__What you should do__:
Locate each line in the records containing "from". Copy it.

__Data listing__:
----
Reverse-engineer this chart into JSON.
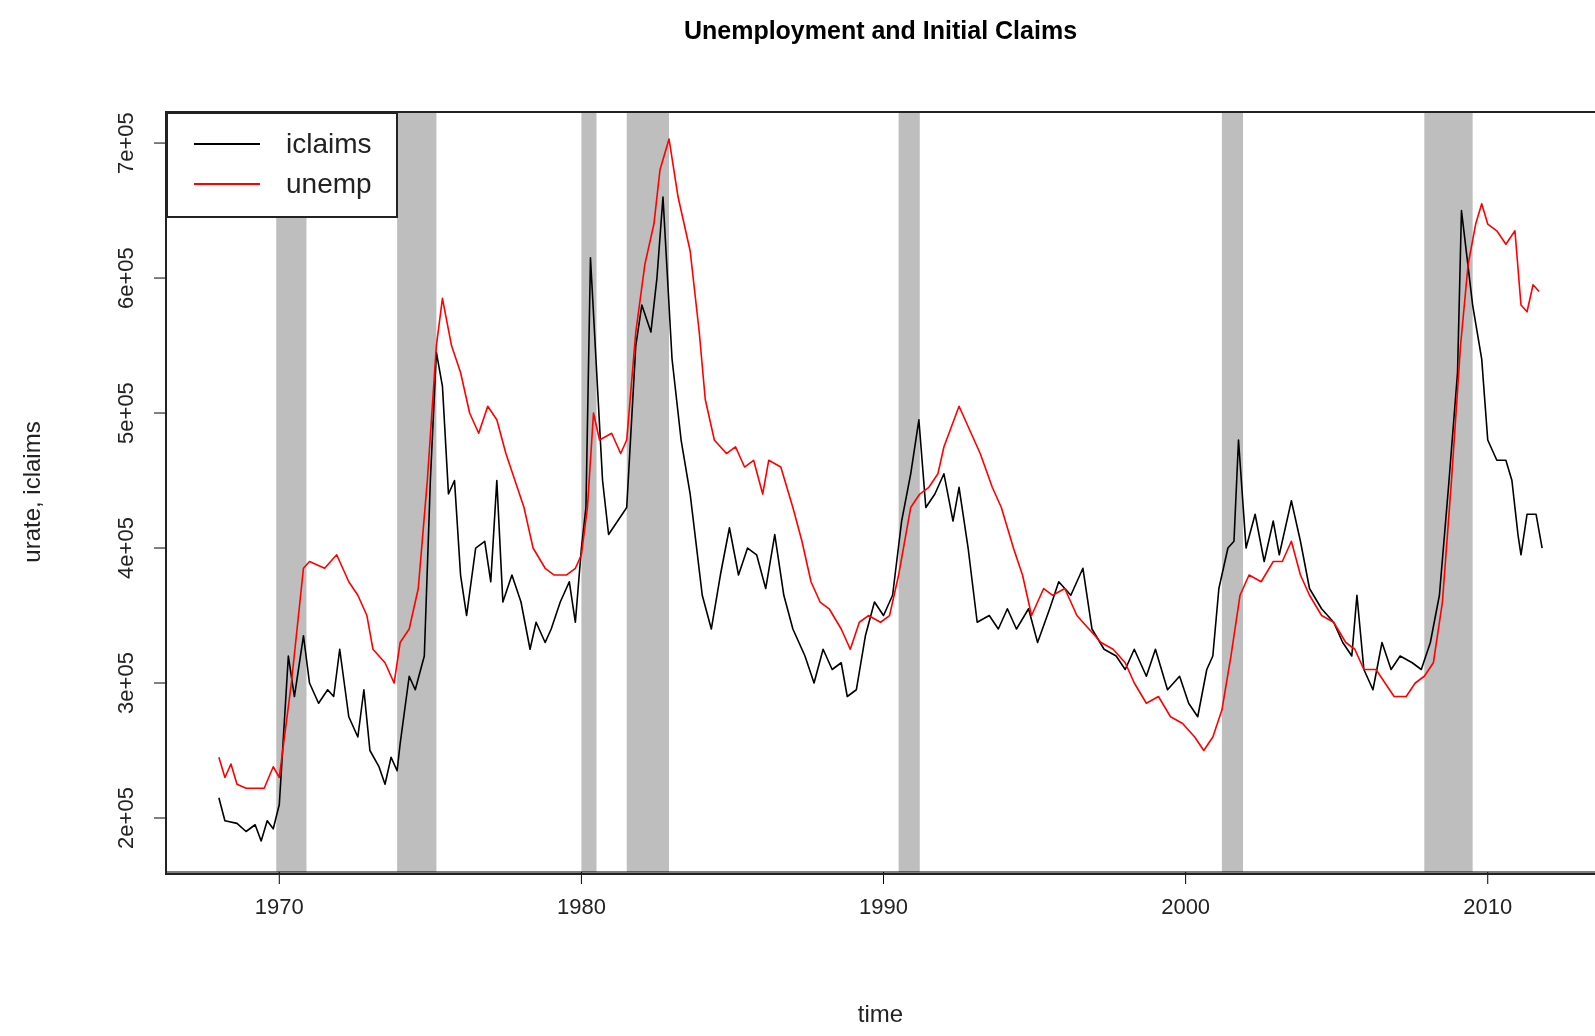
{
  "chart_data": {
    "type": "line",
    "title": "Unemployment and Initial Claims",
    "xlabel": "time",
    "ylabel": "urate, iclaims",
    "legend": "top left",
    "xlim": [
      1966.25,
      2013.55
    ],
    "xticks": [
      1970,
      1980,
      1990,
      2000,
      2010
    ],
    "ylim": [
      160000,
      723000
    ],
    "yticks": [
      {
        "value": 200000,
        "label": "2e+05"
      },
      {
        "value": 300000,
        "label": "3e+05"
      },
      {
        "value": 400000,
        "label": "4e+05"
      },
      {
        "value": 500000,
        "label": "5e+05"
      },
      {
        "value": 600000,
        "label": "6e+05"
      },
      {
        "value": 700000,
        "label": "7e+05"
      }
    ],
    "bands": [
      {
        "axis": "x",
        "from": 1969.9,
        "to": 1970.9,
        "color": "#bebebe"
      },
      {
        "axis": "x",
        "from": 1973.9,
        "to": 1975.2,
        "color": "#bebebe"
      },
      {
        "axis": "x",
        "from": 1980.0,
        "to": 1980.5,
        "color": "#bebebe"
      },
      {
        "axis": "x",
        "from": 1981.5,
        "to": 1982.9,
        "color": "#bebebe"
      },
      {
        "axis": "x",
        "from": 1990.5,
        "to": 1991.2,
        "color": "#bebebe"
      },
      {
        "axis": "x",
        "from": 2001.2,
        "to": 2001.9,
        "color": "#bebebe"
      },
      {
        "axis": "x",
        "from": 2007.9,
        "to": 2009.5,
        "color": "#bebebe"
      }
    ],
    "series": [
      {
        "name": "iclaims",
        "color": "#000000",
        "x": [
          1968.0,
          1968.2,
          1968.6,
          1968.9,
          1969.2,
          1969.4,
          1969.6,
          1969.8,
          1970.0,
          1970.3,
          1970.5,
          1970.8,
          1971.0,
          1971.3,
          1971.6,
          1971.8,
          1972.0,
          1972.3,
          1972.6,
          1972.8,
          1973.0,
          1973.3,
          1973.5,
          1973.7,
          1973.9,
          1974.0,
          1974.3,
          1974.5,
          1974.8,
          1975.0,
          1975.2,
          1975.4,
          1975.6,
          1975.8,
          1976.0,
          1976.2,
          1976.5,
          1976.8,
          1977.0,
          1977.2,
          1977.4,
          1977.7,
          1978.0,
          1978.3,
          1978.5,
          1978.8,
          1979.0,
          1979.3,
          1979.6,
          1979.8,
          1980.0,
          1980.15,
          1980.3,
          1980.7,
          1980.9,
          1981.2,
          1981.5,
          1981.8,
          1982.0,
          1982.3,
          1982.5,
          1982.7,
          1983.0,
          1983.3,
          1983.6,
          1984.0,
          1984.3,
          1984.6,
          1984.9,
          1985.2,
          1985.5,
          1985.8,
          1986.1,
          1986.4,
          1986.7,
          1987.0,
          1987.4,
          1987.7,
          1988.0,
          1988.3,
          1988.6,
          1988.8,
          1989.1,
          1989.4,
          1989.7,
          1990.0,
          1990.3,
          1990.6,
          1990.9,
          1991.17,
          1991.4,
          1991.7,
          1992.0,
          1992.3,
          1992.5,
          1992.8,
          1993.1,
          1993.5,
          1993.8,
          1994.1,
          1994.4,
          1994.8,
          1995.1,
          1995.5,
          1995.8,
          1996.2,
          1996.6,
          1996.9,
          1997.3,
          1997.7,
          1998.0,
          1998.3,
          1998.7,
          1999.0,
          1999.4,
          1999.8,
          2000.1,
          2000.4,
          2000.7,
          2000.9,
          2001.1,
          2001.4,
          2001.6,
          2001.75,
          2002.0,
          2002.3,
          2002.6,
          2002.9,
          2003.1,
          2003.5,
          2003.8,
          2004.1,
          2004.5,
          2004.9,
          2005.2,
          2005.5,
          2005.67,
          2005.9,
          2006.2,
          2006.5,
          2006.8,
          2007.1,
          2007.5,
          2007.8,
          2008.1,
          2008.4,
          2008.7,
          2009.0,
          2009.13,
          2009.5,
          2009.8,
          2010.0,
          2010.3,
          2010.6,
          2010.8,
          2011.0,
          2011.1,
          2011.3,
          2011.6,
          2011.8
        ],
        "values": [
          215000,
          198000,
          196000,
          190000,
          195000,
          183000,
          198000,
          192000,
          210000,
          320000,
          290000,
          335000,
          300000,
          285000,
          295000,
          290000,
          325000,
          275000,
          260000,
          295000,
          250000,
          238000,
          225000,
          245000,
          235000,
          255000,
          305000,
          295000,
          320000,
          450000,
          545000,
          520000,
          440000,
          450000,
          380000,
          350000,
          400000,
          405000,
          375000,
          450000,
          360000,
          380000,
          360000,
          325000,
          345000,
          330000,
          340000,
          360000,
          375000,
          345000,
          400000,
          430000,
          615000,
          450000,
          410000,
          420000,
          430000,
          550000,
          580000,
          560000,
          600000,
          660000,
          540000,
          480000,
          440000,
          365000,
          340000,
          380000,
          415000,
          380000,
          400000,
          395000,
          370000,
          410000,
          365000,
          340000,
          320000,
          300000,
          325000,
          310000,
          315000,
          290000,
          295000,
          335000,
          360000,
          350000,
          365000,
          420000,
          455000,
          495000,
          430000,
          440000,
          455000,
          420000,
          445000,
          400000,
          345000,
          350000,
          340000,
          355000,
          340000,
          355000,
          330000,
          355000,
          375000,
          365000,
          385000,
          340000,
          325000,
          320000,
          310000,
          325000,
          305000,
          325000,
          295000,
          305000,
          285000,
          275000,
          310000,
          320000,
          370000,
          400000,
          405000,
          480000,
          400000,
          425000,
          390000,
          420000,
          395000,
          435000,
          405000,
          370000,
          355000,
          345000,
          330000,
          320000,
          365000,
          310000,
          295000,
          330000,
          310000,
          320000,
          315000,
          310000,
          330000,
          365000,
          445000,
          530000,
          650000,
          580000,
          540000,
          480000,
          465000,
          465000,
          450000,
          410000,
          395000,
          425000,
          425000,
          400000
        ]
      },
      {
        "name": "unemp",
        "color": "#ff0000",
        "x": [
          1968.0,
          1968.2,
          1968.4,
          1968.6,
          1968.9,
          1969.5,
          1969.8,
          1970.0,
          1970.4,
          1970.8,
          1971.0,
          1971.5,
          1971.9,
          1972.3,
          1972.6,
          1972.9,
          1973.1,
          1973.5,
          1973.8,
          1974.0,
          1974.3,
          1974.6,
          1974.9,
          1975.2,
          1975.4,
          1975.7,
          1976.0,
          1976.3,
          1976.6,
          1976.9,
          1977.2,
          1977.5,
          1977.8,
          1978.1,
          1978.4,
          1978.8,
          1979.1,
          1979.5,
          1979.8,
          1980.0,
          1980.2,
          1980.4,
          1980.6,
          1981.0,
          1981.3,
          1981.5,
          1981.8,
          1982.1,
          1982.4,
          1982.6,
          1982.9,
          1983.2,
          1983.6,
          1983.9,
          1984.1,
          1984.4,
          1984.8,
          1985.1,
          1985.4,
          1985.7,
          1986.0,
          1986.2,
          1986.6,
          1987.0,
          1987.3,
          1987.6,
          1987.9,
          1988.2,
          1988.6,
          1988.9,
          1989.2,
          1989.5,
          1989.9,
          1990.2,
          1990.5,
          1990.9,
          1991.2,
          1991.5,
          1991.8,
          1992.0,
          1992.5,
          1992.8,
          1993.2,
          1993.6,
          1993.9,
          1994.3,
          1994.6,
          1994.9,
          1995.3,
          1995.6,
          1996.0,
          1996.4,
          1996.8,
          1997.2,
          1997.6,
          1998.0,
          1998.3,
          1998.7,
          1999.1,
          1999.5,
          1999.9,
          2000.3,
          2000.6,
          2000.9,
          2001.2,
          2001.5,
          2001.8,
          2002.1,
          2002.5,
          2002.9,
          2003.2,
          2003.5,
          2003.8,
          2004.1,
          2004.5,
          2004.9,
          2005.3,
          2005.6,
          2005.9,
          2006.3,
          2006.6,
          2006.9,
          2007.3,
          2007.6,
          2007.9,
          2008.2,
          2008.5,
          2008.8,
          2009.1,
          2009.35,
          2009.6,
          2009.8,
          2010.0,
          2010.3,
          2010.6,
          2010.9,
          2011.1,
          2011.3,
          2011.5,
          2011.7
        ],
        "values": [
          245000,
          230000,
          240000,
          225000,
          222000,
          222000,
          238000,
          230000,
          300000,
          385000,
          390000,
          385000,
          395000,
          375000,
          365000,
          350000,
          325000,
          315000,
          300000,
          330000,
          340000,
          370000,
          450000,
          550000,
          585000,
          550000,
          530000,
          500000,
          485000,
          505000,
          495000,
          470000,
          450000,
          430000,
          400000,
          385000,
          380000,
          380000,
          385000,
          395000,
          430000,
          500000,
          480000,
          485000,
          470000,
          480000,
          560000,
          610000,
          640000,
          680000,
          703000,
          660000,
          620000,
          560000,
          510000,
          480000,
          470000,
          475000,
          460000,
          465000,
          440000,
          465000,
          460000,
          430000,
          405000,
          375000,
          360000,
          355000,
          340000,
          325000,
          345000,
          350000,
          345000,
          350000,
          380000,
          430000,
          440000,
          445000,
          455000,
          475000,
          505000,
          490000,
          470000,
          445000,
          430000,
          400000,
          380000,
          350000,
          370000,
          365000,
          370000,
          350000,
          340000,
          330000,
          325000,
          315000,
          300000,
          285000,
          290000,
          275000,
          270000,
          260000,
          250000,
          260000,
          280000,
          320000,
          365000,
          380000,
          375000,
          390000,
          390000,
          405000,
          380000,
          365000,
          350000,
          345000,
          330000,
          325000,
          310000,
          310000,
          300000,
          290000,
          290000,
          300000,
          305000,
          315000,
          360000,
          450000,
          550000,
          610000,
          640000,
          655000,
          640000,
          635000,
          625000,
          635000,
          580000,
          575000,
          595000,
          590000
        ]
      }
    ]
  }
}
----
__Result__:
        "from": 1969.9,
        "from": 1973.9,
        "from": 1980.0,
        "from": 1981.5,
        "from": 1990.5,
        "from": 2001.2,
        "from": 2007.9,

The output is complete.